---- Rows

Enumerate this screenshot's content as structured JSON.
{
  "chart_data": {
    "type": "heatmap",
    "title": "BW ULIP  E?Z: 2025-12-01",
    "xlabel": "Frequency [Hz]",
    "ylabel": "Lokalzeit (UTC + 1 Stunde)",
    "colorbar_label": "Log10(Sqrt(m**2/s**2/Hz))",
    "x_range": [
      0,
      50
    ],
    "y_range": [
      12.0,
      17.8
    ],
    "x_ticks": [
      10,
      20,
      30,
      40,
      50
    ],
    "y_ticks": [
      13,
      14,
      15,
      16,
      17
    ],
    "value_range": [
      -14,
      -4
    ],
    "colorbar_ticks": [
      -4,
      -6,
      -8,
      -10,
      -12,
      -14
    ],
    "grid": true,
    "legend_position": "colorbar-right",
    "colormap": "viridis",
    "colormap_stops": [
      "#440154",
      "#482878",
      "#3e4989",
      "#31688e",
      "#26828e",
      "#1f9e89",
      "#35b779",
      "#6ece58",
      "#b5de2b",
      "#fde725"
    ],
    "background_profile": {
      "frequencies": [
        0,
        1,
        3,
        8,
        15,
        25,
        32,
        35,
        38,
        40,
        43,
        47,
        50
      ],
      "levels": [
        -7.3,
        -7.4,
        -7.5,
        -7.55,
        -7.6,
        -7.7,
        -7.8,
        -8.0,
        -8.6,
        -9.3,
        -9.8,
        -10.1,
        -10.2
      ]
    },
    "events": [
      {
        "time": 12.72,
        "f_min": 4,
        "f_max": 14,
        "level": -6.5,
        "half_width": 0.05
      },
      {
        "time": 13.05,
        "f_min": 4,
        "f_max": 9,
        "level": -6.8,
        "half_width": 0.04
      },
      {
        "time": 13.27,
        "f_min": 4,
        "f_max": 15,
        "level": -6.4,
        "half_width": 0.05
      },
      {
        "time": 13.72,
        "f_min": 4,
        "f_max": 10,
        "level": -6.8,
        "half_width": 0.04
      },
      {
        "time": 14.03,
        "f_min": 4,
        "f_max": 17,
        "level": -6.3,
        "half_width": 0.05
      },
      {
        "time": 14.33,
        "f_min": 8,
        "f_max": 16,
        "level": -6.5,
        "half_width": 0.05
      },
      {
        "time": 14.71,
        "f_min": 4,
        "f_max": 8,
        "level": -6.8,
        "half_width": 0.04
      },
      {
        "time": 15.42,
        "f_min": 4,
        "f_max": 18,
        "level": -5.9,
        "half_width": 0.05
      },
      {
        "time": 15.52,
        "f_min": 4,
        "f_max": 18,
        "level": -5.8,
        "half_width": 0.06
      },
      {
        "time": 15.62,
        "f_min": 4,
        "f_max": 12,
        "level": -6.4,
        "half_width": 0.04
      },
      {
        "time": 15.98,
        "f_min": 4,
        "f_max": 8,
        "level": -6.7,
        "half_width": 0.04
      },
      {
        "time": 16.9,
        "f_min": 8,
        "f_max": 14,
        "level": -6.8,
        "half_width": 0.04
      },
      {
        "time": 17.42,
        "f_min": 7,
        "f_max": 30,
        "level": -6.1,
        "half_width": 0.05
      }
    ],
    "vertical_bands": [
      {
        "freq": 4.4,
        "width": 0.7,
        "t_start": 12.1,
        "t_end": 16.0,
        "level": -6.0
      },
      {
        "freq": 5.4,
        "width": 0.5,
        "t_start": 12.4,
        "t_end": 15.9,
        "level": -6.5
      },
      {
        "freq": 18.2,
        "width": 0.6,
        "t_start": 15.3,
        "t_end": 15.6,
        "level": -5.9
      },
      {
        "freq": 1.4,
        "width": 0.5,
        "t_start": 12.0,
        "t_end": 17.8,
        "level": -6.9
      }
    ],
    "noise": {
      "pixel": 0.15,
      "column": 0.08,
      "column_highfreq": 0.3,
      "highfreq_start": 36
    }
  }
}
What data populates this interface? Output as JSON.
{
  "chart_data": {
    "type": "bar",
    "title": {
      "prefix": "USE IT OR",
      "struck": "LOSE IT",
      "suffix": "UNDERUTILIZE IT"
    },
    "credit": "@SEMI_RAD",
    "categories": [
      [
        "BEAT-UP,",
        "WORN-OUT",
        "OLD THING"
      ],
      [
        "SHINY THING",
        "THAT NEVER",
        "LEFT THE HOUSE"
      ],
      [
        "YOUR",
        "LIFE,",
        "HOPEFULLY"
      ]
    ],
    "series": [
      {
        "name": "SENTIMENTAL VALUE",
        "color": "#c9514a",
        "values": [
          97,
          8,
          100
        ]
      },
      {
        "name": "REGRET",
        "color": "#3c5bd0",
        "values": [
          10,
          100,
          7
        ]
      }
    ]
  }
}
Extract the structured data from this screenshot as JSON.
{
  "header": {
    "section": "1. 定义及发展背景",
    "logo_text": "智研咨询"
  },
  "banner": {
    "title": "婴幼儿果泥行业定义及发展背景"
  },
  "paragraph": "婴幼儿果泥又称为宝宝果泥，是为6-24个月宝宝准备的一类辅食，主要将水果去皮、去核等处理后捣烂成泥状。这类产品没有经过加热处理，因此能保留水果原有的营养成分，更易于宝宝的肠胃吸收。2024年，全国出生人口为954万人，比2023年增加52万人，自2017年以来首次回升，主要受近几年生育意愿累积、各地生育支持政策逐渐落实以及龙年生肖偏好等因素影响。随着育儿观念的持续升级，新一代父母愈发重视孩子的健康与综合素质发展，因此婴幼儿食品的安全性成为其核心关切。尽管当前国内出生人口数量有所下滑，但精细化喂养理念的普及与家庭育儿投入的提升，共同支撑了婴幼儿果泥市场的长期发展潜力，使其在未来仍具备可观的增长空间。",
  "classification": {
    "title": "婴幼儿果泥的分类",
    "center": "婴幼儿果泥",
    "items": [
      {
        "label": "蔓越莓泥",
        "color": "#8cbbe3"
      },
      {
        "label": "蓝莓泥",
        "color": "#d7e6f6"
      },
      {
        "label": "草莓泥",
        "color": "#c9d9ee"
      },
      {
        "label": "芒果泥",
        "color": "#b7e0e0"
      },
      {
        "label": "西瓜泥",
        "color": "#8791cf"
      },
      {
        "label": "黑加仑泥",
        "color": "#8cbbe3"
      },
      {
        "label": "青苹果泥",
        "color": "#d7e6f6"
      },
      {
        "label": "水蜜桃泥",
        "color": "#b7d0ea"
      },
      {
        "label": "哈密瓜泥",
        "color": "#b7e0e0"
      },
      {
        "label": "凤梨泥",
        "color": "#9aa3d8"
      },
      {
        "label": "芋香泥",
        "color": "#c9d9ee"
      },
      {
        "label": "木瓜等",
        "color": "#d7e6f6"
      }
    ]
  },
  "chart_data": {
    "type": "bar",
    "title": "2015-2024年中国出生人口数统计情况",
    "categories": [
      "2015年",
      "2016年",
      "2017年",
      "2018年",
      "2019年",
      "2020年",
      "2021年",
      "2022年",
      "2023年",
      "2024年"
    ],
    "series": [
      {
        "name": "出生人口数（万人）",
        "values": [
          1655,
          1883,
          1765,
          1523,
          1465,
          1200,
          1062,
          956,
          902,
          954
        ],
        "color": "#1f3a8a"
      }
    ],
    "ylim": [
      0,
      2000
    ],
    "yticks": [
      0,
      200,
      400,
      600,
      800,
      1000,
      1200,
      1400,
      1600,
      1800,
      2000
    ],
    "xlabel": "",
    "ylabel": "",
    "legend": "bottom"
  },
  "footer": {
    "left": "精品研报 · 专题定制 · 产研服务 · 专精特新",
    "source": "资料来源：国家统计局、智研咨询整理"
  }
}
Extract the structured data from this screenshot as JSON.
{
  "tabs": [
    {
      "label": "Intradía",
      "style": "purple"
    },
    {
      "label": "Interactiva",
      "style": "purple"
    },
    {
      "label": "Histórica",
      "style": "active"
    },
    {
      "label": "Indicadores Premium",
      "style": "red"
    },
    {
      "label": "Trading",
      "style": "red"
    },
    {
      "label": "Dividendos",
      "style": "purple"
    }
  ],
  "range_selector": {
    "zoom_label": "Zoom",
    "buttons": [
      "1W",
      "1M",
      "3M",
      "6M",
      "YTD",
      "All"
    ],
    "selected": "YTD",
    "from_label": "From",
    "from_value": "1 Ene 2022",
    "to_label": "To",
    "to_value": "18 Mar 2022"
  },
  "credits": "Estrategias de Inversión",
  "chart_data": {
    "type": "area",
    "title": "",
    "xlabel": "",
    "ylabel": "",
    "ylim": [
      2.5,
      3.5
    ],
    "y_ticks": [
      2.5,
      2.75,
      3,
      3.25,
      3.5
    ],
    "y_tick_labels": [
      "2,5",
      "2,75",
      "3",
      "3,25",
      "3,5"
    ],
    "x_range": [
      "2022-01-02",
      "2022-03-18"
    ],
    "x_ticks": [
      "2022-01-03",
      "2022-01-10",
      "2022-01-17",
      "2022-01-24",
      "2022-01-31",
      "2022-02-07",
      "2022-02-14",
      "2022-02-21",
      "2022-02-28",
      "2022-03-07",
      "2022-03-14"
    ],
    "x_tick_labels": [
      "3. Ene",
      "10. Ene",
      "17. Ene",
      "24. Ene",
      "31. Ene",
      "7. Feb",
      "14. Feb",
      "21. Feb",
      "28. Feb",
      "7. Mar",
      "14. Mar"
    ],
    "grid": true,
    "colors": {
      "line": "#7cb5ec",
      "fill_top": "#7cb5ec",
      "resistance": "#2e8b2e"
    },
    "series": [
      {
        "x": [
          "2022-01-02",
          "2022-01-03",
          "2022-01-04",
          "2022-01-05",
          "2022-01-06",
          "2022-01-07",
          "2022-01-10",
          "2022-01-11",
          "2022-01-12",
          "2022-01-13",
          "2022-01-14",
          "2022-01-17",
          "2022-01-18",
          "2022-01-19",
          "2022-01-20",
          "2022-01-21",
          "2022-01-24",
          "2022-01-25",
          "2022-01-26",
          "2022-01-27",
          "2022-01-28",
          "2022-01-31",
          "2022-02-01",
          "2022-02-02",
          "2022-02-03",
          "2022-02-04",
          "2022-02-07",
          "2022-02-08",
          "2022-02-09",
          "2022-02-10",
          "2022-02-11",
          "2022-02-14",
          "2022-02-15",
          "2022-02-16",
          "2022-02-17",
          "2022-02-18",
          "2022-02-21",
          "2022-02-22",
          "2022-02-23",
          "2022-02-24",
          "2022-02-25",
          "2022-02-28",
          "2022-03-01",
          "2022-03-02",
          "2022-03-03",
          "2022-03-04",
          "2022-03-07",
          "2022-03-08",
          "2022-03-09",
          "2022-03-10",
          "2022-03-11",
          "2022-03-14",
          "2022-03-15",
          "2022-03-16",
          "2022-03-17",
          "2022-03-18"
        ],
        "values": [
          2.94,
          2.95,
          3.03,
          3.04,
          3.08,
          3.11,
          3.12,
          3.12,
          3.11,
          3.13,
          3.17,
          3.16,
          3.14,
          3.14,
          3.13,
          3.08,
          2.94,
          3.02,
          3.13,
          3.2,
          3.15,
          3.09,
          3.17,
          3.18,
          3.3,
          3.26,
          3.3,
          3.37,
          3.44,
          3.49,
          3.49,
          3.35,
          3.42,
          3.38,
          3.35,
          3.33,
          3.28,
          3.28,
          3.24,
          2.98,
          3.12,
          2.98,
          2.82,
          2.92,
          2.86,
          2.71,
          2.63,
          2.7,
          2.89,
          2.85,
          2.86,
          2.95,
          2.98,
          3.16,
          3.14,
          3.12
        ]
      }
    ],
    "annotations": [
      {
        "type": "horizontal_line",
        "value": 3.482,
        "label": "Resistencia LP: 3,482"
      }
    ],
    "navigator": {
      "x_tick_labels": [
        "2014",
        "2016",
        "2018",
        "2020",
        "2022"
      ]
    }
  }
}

--------

> **What the task asks**: On how many lines does the word "this" appear? Answer with only the number.

> **Response**: 4